### EXERCISE TASK
Search the listing below for the word "type" and copy each line that holds it.

(Records from a data source)
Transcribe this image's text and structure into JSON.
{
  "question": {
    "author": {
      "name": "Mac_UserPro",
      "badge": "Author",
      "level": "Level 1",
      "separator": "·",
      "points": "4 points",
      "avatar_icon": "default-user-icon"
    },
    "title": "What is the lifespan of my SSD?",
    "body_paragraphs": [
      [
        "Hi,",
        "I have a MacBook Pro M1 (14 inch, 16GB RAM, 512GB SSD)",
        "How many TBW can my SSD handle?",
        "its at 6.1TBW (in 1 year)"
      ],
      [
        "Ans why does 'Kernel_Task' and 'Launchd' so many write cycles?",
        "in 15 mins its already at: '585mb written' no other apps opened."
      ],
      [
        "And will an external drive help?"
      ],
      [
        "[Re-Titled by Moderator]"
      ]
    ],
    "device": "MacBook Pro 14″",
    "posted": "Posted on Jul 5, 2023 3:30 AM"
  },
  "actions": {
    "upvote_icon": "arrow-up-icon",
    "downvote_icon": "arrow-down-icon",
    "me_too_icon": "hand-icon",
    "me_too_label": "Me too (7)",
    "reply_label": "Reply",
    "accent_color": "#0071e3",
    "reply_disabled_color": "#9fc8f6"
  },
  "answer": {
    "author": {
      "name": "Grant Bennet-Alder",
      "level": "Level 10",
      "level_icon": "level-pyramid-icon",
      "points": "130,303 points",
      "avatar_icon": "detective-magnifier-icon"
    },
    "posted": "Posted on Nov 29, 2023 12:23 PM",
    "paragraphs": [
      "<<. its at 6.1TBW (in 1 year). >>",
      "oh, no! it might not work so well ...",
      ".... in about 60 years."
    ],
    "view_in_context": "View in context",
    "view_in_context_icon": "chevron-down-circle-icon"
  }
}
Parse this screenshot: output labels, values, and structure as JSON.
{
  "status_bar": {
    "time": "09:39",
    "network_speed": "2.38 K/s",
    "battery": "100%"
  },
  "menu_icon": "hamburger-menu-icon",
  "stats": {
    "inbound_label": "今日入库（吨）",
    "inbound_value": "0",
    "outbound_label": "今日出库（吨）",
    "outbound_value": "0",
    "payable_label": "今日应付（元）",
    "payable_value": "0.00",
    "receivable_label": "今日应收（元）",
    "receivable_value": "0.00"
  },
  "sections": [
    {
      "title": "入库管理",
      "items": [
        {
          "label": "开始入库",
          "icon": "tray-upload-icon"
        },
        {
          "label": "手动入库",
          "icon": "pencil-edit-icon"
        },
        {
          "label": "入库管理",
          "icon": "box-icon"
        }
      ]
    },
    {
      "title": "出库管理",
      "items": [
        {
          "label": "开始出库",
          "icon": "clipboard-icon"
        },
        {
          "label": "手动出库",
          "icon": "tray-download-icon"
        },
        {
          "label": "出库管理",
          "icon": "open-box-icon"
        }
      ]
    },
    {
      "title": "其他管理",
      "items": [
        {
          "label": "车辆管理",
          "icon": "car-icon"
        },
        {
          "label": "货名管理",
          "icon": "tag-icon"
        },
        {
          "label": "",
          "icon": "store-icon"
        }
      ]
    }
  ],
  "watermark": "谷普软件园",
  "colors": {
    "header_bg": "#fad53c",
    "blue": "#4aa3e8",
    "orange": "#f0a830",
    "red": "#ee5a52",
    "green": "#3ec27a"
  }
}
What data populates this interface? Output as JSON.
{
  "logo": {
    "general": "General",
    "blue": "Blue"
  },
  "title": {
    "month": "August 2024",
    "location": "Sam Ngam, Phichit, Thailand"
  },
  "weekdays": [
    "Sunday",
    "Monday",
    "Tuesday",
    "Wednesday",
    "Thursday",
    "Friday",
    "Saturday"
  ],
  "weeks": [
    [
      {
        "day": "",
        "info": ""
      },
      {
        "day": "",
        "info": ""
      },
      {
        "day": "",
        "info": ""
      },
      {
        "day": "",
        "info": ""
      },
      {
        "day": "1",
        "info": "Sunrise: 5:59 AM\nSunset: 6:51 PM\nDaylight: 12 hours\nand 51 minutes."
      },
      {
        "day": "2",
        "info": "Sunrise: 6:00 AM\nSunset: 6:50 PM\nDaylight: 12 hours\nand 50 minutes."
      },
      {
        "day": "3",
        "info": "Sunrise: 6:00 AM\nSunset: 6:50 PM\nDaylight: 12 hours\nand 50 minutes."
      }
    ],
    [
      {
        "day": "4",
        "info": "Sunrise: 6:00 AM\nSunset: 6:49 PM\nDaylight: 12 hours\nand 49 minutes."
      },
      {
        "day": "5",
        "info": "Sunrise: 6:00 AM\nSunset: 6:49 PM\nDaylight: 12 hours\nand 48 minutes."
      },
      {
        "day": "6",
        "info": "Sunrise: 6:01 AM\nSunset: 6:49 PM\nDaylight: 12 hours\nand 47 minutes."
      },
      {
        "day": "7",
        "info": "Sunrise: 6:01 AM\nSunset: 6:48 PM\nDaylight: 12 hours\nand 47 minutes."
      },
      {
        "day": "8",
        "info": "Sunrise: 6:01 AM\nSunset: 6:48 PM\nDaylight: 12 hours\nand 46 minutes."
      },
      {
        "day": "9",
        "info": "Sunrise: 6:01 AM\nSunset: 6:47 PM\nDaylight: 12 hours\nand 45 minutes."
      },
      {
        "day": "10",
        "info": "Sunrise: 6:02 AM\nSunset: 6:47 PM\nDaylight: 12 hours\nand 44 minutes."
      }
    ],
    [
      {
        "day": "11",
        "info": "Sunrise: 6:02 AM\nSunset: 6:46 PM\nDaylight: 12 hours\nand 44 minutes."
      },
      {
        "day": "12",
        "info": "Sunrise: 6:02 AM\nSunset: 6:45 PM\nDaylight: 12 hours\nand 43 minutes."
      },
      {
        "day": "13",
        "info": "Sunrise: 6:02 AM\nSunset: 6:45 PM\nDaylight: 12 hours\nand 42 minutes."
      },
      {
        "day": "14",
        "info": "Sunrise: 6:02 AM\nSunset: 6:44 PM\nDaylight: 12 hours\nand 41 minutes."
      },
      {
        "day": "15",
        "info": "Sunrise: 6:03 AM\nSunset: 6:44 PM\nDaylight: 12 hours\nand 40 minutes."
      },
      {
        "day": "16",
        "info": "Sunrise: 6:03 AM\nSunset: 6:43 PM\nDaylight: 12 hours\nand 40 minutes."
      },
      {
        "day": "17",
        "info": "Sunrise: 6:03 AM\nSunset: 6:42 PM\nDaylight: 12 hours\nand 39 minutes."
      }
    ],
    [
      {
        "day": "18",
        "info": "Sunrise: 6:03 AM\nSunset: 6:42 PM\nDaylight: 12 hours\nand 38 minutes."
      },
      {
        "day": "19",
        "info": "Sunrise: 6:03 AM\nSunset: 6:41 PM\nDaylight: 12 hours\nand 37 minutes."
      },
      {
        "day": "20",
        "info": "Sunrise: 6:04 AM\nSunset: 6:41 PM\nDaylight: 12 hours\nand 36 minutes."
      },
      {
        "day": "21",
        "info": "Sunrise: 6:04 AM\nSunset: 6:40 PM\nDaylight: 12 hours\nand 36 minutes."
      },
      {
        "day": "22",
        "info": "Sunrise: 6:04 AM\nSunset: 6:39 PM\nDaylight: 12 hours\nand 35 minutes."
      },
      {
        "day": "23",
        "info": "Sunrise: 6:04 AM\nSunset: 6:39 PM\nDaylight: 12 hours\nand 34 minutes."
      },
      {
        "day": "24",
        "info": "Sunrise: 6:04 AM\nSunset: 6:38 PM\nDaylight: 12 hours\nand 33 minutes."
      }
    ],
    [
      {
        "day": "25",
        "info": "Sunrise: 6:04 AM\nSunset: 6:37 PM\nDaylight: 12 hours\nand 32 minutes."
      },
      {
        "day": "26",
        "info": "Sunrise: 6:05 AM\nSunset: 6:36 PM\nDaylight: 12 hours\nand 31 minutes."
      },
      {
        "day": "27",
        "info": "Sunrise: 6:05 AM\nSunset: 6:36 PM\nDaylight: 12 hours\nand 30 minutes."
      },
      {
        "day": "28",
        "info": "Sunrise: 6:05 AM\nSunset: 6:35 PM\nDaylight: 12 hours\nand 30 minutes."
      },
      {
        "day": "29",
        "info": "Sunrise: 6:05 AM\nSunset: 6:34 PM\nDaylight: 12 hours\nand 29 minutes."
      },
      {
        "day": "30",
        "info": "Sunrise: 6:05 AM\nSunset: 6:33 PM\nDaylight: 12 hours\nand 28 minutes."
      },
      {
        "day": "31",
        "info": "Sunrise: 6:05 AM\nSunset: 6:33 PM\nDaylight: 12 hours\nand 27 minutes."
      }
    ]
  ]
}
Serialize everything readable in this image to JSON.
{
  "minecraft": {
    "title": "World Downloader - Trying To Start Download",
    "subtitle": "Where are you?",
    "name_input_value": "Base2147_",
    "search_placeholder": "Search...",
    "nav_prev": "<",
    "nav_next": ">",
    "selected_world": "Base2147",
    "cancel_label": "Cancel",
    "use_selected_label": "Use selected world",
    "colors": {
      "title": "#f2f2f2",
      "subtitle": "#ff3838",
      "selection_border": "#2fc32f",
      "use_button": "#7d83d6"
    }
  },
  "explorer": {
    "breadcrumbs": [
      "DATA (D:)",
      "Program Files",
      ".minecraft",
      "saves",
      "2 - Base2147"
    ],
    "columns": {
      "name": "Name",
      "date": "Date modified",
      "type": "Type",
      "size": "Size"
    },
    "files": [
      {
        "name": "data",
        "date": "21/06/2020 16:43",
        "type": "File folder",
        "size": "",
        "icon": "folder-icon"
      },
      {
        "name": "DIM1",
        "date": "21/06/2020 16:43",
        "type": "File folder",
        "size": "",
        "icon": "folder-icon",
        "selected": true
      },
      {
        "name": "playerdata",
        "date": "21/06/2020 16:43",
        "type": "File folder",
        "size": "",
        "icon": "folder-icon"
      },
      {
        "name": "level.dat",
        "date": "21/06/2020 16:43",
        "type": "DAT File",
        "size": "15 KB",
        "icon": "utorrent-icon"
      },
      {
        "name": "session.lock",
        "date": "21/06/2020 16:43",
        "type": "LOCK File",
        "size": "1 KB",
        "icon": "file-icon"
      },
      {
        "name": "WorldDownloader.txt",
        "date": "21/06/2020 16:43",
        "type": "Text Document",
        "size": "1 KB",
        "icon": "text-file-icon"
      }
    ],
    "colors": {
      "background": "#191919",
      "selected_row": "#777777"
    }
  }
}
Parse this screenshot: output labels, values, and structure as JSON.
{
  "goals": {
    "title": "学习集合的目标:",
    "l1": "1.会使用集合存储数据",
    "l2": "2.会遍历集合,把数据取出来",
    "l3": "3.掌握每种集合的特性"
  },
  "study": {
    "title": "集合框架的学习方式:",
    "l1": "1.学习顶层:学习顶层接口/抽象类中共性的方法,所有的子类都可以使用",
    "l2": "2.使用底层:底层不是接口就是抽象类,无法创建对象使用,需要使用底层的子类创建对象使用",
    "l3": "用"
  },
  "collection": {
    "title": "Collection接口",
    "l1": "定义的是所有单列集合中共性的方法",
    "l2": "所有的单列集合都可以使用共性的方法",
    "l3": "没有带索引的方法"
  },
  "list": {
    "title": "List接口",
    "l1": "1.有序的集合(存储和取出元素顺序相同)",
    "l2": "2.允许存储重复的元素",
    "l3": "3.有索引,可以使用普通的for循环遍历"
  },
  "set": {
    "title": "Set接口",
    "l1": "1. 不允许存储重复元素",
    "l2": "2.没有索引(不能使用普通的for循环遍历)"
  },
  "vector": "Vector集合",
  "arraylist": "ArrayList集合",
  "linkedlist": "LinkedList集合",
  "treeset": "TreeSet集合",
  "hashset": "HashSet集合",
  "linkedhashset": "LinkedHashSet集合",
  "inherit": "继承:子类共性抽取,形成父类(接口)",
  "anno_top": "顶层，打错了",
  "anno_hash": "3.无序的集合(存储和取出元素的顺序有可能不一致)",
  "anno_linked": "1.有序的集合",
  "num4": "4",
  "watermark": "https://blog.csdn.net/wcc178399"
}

### TASK RESULT
      "type": "Type",
        "type": "File folder",
        "type": "File folder",
        "type": "File folder",
        "type": "DAT File",
        "type": "LOCK File",
        "type": "Text Document",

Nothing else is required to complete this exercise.